# DIRECTIONS:
Leave every picture out and write out the records below exactly.

━━━ PROVIDED INFORMATION

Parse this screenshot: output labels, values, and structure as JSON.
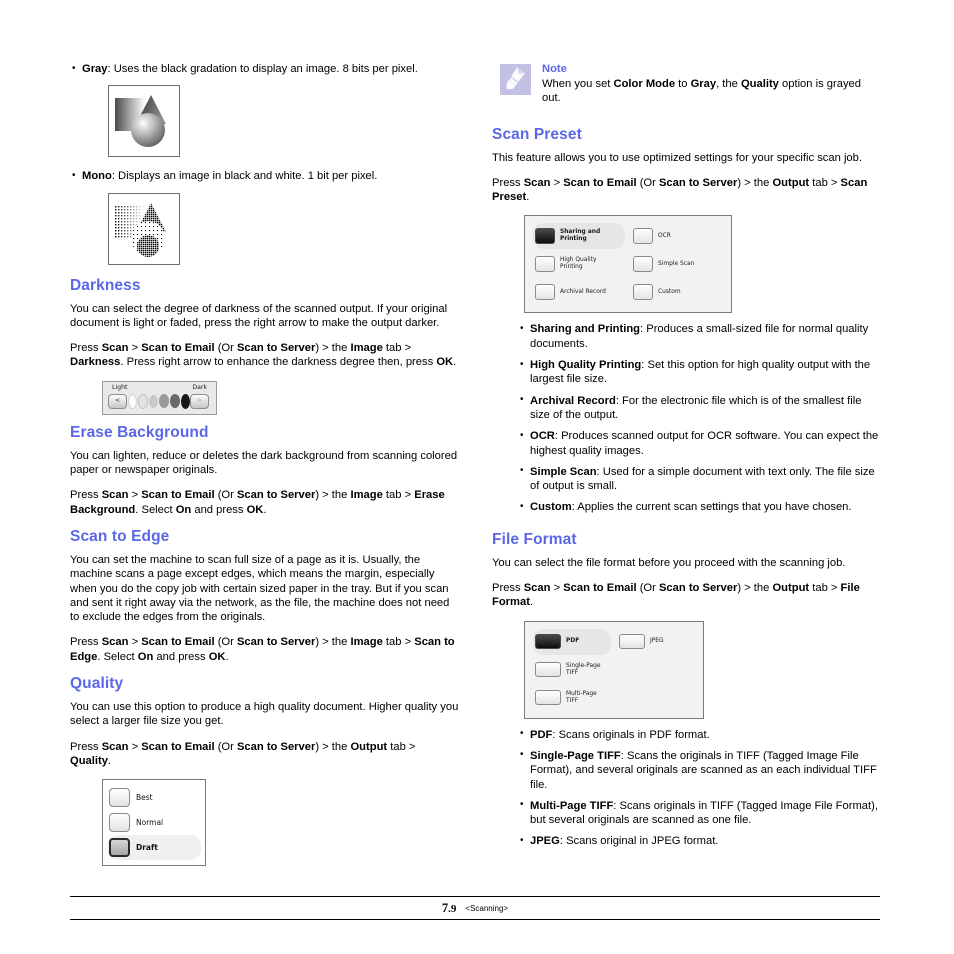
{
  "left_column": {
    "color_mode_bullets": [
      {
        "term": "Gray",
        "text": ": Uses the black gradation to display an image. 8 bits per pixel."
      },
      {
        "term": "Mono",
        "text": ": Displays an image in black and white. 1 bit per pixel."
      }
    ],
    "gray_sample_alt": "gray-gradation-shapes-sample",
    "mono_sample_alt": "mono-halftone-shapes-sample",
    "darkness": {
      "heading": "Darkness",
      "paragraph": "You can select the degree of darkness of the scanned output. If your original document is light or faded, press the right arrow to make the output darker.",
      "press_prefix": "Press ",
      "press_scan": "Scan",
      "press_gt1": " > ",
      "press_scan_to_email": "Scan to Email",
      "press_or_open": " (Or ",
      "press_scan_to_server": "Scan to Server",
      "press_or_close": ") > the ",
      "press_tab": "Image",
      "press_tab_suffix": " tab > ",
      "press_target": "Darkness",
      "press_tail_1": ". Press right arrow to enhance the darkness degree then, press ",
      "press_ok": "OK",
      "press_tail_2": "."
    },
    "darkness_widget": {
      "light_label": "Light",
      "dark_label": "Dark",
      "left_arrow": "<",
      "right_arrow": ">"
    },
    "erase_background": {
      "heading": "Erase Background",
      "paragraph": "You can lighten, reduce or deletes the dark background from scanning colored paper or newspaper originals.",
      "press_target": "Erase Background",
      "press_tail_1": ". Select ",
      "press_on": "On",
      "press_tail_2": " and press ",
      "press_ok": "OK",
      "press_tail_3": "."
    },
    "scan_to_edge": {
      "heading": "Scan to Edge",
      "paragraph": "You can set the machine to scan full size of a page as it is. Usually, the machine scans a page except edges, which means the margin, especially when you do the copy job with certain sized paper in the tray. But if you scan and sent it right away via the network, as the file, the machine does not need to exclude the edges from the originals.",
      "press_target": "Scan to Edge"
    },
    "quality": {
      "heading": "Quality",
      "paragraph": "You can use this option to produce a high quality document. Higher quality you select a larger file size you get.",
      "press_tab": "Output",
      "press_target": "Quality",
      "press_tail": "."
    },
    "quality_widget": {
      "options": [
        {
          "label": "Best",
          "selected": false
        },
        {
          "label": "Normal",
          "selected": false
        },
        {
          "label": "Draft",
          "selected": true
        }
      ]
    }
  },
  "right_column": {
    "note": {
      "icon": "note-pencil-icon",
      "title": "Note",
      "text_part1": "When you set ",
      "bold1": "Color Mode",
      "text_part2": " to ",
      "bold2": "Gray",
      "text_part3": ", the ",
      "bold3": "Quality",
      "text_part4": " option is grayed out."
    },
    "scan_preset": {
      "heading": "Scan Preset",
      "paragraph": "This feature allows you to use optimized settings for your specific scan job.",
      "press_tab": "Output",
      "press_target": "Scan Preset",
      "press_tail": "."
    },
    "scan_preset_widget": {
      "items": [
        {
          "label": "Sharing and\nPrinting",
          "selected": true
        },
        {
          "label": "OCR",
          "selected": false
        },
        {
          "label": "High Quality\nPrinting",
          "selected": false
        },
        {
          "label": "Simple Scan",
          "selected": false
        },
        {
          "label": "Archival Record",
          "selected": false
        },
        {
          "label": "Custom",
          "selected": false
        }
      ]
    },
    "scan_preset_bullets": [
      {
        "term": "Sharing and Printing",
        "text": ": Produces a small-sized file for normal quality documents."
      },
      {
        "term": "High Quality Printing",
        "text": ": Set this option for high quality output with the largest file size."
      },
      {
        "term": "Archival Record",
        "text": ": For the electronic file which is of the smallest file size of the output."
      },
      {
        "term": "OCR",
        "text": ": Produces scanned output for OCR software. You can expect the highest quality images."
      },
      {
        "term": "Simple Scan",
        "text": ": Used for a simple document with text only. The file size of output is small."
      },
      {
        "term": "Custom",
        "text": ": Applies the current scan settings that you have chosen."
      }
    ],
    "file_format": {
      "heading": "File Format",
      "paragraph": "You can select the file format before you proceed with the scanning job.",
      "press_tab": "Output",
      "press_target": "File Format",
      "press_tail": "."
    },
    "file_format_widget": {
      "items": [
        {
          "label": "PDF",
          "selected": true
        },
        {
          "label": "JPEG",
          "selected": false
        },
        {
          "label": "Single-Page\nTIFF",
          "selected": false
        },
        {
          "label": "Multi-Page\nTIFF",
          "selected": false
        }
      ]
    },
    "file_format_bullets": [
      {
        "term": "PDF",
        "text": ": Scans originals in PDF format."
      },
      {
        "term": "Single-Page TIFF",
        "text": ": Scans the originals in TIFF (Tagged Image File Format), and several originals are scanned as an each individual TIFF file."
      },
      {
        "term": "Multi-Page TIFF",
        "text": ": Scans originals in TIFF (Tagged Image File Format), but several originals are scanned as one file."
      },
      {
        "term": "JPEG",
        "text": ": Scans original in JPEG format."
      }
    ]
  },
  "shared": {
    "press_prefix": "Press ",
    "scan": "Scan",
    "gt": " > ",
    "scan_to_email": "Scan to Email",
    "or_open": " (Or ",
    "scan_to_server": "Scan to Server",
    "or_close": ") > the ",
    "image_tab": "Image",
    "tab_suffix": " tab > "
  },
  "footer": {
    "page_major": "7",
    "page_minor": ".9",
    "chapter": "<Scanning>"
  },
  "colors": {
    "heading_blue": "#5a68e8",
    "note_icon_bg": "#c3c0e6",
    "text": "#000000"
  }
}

━━━━━━

# EXERCISE OUTPUT:
Parse this screenshot: output labels, values, and structure as JSON.
{
  "left_column": {
    "color_mode_bullets": [
      {
        "term": "Gray",
        "text": ": Uses the black gradation to display an image. 8 bits per pixel."
      },
      {
        "term": "Mono",
        "text": ": Displays an image in black and white. 1 bit per pixel."
      }
    ],
    "gray_sample_alt": "gray-gradation-shapes-sample",
    "mono_sample_alt": "mono-halftone-shapes-sample",
    "darkness": {
      "heading": "Darkness",
      "paragraph": "You can select the degree of darkness of the scanned output. If your original document is light or faded, press the right arrow to make the output darker.",
      "press_prefix": "Press ",
      "press_scan": "Scan",
      "press_gt1": " > ",
      "press_scan_to_email": "Scan to Email",
      "press_or_open": " (Or ",
      "press_scan_to_server": "Scan to Server",
      "press_or_close": ") > the ",
      "press_tab": "Image",
      "press_tab_suffix": " tab > ",
      "press_target": "Darkness",
      "press_tail_1": ". Press right arrow to enhance the darkness degree then, press ",
      "press_ok": "OK",
      "press_tail_2": "."
    },
    "darkness_widget": {
      "light_label": "Light",
      "dark_label": "Dark",
      "left_arrow": "<",
      "right_arrow": ">"
    },
    "erase_background": {
      "heading": "Erase Background",
      "paragraph": "You can lighten, reduce or deletes the dark background from scanning colored paper or newspaper originals.",
      "press_target": "Erase Background",
      "press_tail_1": ". Select ",
      "press_on": "On",
      "press_tail_2": " and press ",
      "press_ok": "OK",
      "press_tail_3": "."
    },
    "scan_to_edge": {
      "heading": "Scan to Edge",
      "paragraph": "You can set the machine to scan full size of a page as it is. Usually, the machine scans a page except edges, which means the margin, especially when you do the copy job with certain sized paper in the tray. But if you scan and sent it right away via the network, as the file, the machine does not need to exclude the edges from the originals.",
      "press_target": "Scan to Edge"
    },
    "quality": {
      "heading": "Quality",
      "paragraph": "You can use this option to produce a high quality document. Higher quality you select a larger file size you get.",
      "press_tab": "Output",
      "press_target": "Quality",
      "press_tail": "."
    },
    "quality_widget": {
      "options": [
        {
          "label": "Best",
          "selected": false
        },
        {
          "label": "Normal",
          "selected": false
        },
        {
          "label": "Draft",
          "selected": true
        }
      ]
    }
  },
  "right_column": {
    "note": {
      "icon": "note-pencil-icon",
      "title": "Note",
      "text_part1": "When you set ",
      "bold1": "Color Mode",
      "text_part2": " to ",
      "bold2": "Gray",
      "text_part3": ", the ",
      "bold3": "Quality",
      "text_part4": " option is grayed out."
    },
    "scan_preset": {
      "heading": "Scan Preset",
      "paragraph": "This feature allows you to use optimized settings for your specific scan job.",
      "press_tab": "Output",
      "press_target": "Scan Preset",
      "press_tail": "."
    },
    "scan_preset_widget": {
      "items": [
        {
          "label": "Sharing and\nPrinting",
          "selected": true
        },
        {
          "label": "OCR",
          "selected": false
        },
        {
          "label": "High Quality\nPrinting",
          "selected": false
        },
        {
          "label": "Simple Scan",
          "selected": false
        },
        {
          "label": "Archival Record",
          "selected": false
        },
        {
          "label": "Custom",
          "selected": false
        }
      ]
    },
    "scan_preset_bullets": [
      {
        "term": "Sharing and Printing",
        "text": ": Produces a small-sized file for normal quality documents."
      },
      {
        "term": "High Quality Printing",
        "text": ": Set this option for high quality output with the largest file size."
      },
      {
        "term": "Archival Record",
        "text": ": For the electronic file which is of the smallest file size of the output."
      },
      {
        "term": "OCR",
        "text": ": Produces scanned output for OCR software. You can expect the highest quality images."
      },
      {
        "term": "Simple Scan",
        "text": ": Used for a simple document with text only. The file size of output is small."
      },
      {
        "term": "Custom",
        "text": ": Applies the current scan settings that you have chosen."
      }
    ],
    "file_format": {
      "heading": "File Format",
      "paragraph": "You can select the file format before you proceed with the scanning job.",
      "press_tab": "Output",
      "press_target": "File Format",
      "press_tail": "."
    },
    "file_format_widget": {
      "items": [
        {
          "label": "PDF",
          "selected": true
        },
        {
          "label": "JPEG",
          "selected": false
        },
        {
          "label": "Single-Page\nTIFF",
          "selected": false
        },
        {
          "label": "Multi-Page\nTIFF",
          "selected": false
        }
      ]
    },
    "file_format_bullets": [
      {
        "term": "PDF",
        "text": ": Scans originals in PDF format."
      },
      {
        "term": "Single-Page TIFF",
        "text": ": Scans the originals in TIFF (Tagged Image File Format), and several originals are scanned as an each individual TIFF file."
      },
      {
        "term": "Multi-Page TIFF",
        "text": ": Scans originals in TIFF (Tagged Image File Format), but several originals are scanned as one file."
      },
      {
        "term": "JPEG",
        "text": ": Scans original in JPEG format."
      }
    ]
  },
  "shared": {
    "press_prefix": "Press ",
    "scan": "Scan",
    "gt": " > ",
    "scan_to_email": "Scan to Email",
    "or_open": " (Or ",
    "scan_to_server": "Scan to Server",
    "or_close": ") > the ",
    "image_tab": "Image",
    "tab_suffix": " tab > "
  },
  "footer": {
    "page_major": "7",
    "page_minor": ".9",
    "chapter": "<Scanning>"
  },
  "colors": {
    "heading_blue": "#5a68e8",
    "note_icon_bg": "#c3c0e6",
    "text": "#000000"
  }
}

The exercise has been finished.